Your instructions |
Collect every line that includes the string "hair".

Dataset excerpts |
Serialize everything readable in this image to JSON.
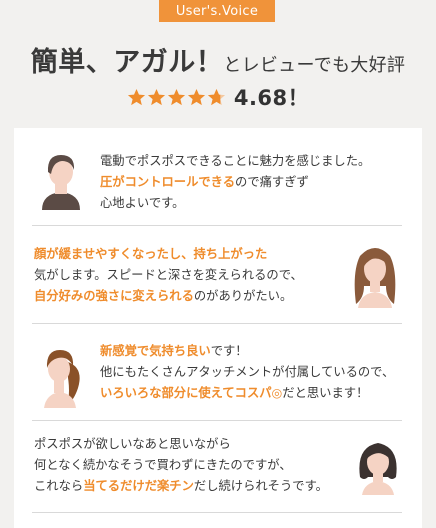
{
  "badge": "User's.Voice",
  "headline": {
    "big": "簡単、アガル！",
    "small": "とレビューでも大好評"
  },
  "rating": {
    "score": "4.68！",
    "full_stars": 4,
    "partial": true,
    "star_color": "#ef8c2c"
  },
  "reviews": [
    {
      "avatar": "short-hair-person-icon",
      "lines": [
        [
          {
            "t": "電動でポスポスできることに魅力を感じました。",
            "h": false
          }
        ],
        [
          {
            "t": "圧がコントロールできる",
            "h": true
          },
          {
            "t": "ので痛すぎず",
            "h": false
          }
        ],
        [
          {
            "t": "心地よいです。",
            "h": false
          }
        ]
      ]
    },
    {
      "avatar": "long-hair-woman-icon",
      "lines": [
        [
          {
            "t": "顔が緩ませやすくなったし、持ち上がった",
            "h": true
          }
        ],
        [
          {
            "t": "気がします。スピードと深さを変えられるので、",
            "h": false
          }
        ],
        [
          {
            "t": "自分好みの強さに変えられる",
            "h": true
          },
          {
            "t": "のがありがたい。",
            "h": false
          }
        ]
      ]
    },
    {
      "avatar": "ponytail-woman-icon",
      "lines": [
        [
          {
            "t": "新感覚で気持ち良い",
            "h": true
          },
          {
            "t": "です！",
            "h": false
          }
        ],
        [
          {
            "t": "他にもたくさんアタッチメントが付属しているので、",
            "h": false
          }
        ],
        [
          {
            "t": "いろいろな部分に使えてコスパ◎",
            "h": true
          },
          {
            "t": "だと思います！",
            "h": false
          }
        ]
      ]
    },
    {
      "avatar": "bob-hair-woman-icon",
      "lines": [
        [
          {
            "t": "ポスポスが欲しいなあと思いながら",
            "h": false
          }
        ],
        [
          {
            "t": "何となく続かなそうで買わずにきたのですが、",
            "h": false
          }
        ],
        [
          {
            "t": "これなら",
            "h": false
          },
          {
            "t": "当てるだけだ楽チン",
            "h": true
          },
          {
            "t": "だし続けられそうです。",
            "h": false
          }
        ]
      ]
    }
  ]
}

Task result |
      "avatar": "short-hair-person-icon",
      "avatar": "long-hair-woman-icon",
      "avatar": "bob-hair-woman-icon",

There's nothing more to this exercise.